> **Your objective**: Retype every entry word for word.

══ Information shown

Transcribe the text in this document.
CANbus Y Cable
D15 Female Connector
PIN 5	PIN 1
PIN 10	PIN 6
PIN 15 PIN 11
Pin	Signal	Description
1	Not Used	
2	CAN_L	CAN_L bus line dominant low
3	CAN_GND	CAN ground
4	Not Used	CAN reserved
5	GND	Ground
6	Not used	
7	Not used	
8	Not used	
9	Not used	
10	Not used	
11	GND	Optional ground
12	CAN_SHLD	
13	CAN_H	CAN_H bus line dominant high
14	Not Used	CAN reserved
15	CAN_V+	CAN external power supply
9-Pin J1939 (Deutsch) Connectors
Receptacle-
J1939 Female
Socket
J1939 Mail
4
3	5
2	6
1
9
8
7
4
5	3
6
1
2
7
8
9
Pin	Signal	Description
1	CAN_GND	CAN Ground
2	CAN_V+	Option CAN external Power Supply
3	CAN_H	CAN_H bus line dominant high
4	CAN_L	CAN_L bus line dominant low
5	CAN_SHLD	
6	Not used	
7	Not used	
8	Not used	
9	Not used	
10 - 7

════

> **Solution to the problem**:
Transcribe the text in this document.
CANbus Y Cable
D15 Female Connector
PIN 5	PIN 1
PIN 10	PIN 6
PIN 15 PIN 11
Pin	Signal	Description
1	Not Used	
2	CAN_L	CAN_L bus line dominant low
3	CAN_GND	CAN ground
4	Not Used	CAN reserved
5	GND	Ground
6	Not used	
7	Not used	
8	Not used	
9	Not used	
10	Not used	
11	GND	Optional ground
12	CAN_SHLD	
13	CAN_H	CAN_H bus line dominant high
14	Not Used	CAN reserved
15	CAN_V+	CAN external power supply
9-Pin J1939 (Deutsch) Connectors
Receptacle-
J1939 Female
Socket
J1939 Mail
4
3	5
2	6
1
9
8
7
4
5	3
6
1
2
7
8
9
Pin	Signal	Description
1	CAN_GND	CAN Ground
2	CAN_V+	Option CAN external Power Supply
3	CAN_H	CAN_H bus line dominant high
4	CAN_L	CAN_L bus line dominant low
5	CAN_SHLD	
6	Not used	
7	Not used	
8	Not used	
9	Not used	
10 - 7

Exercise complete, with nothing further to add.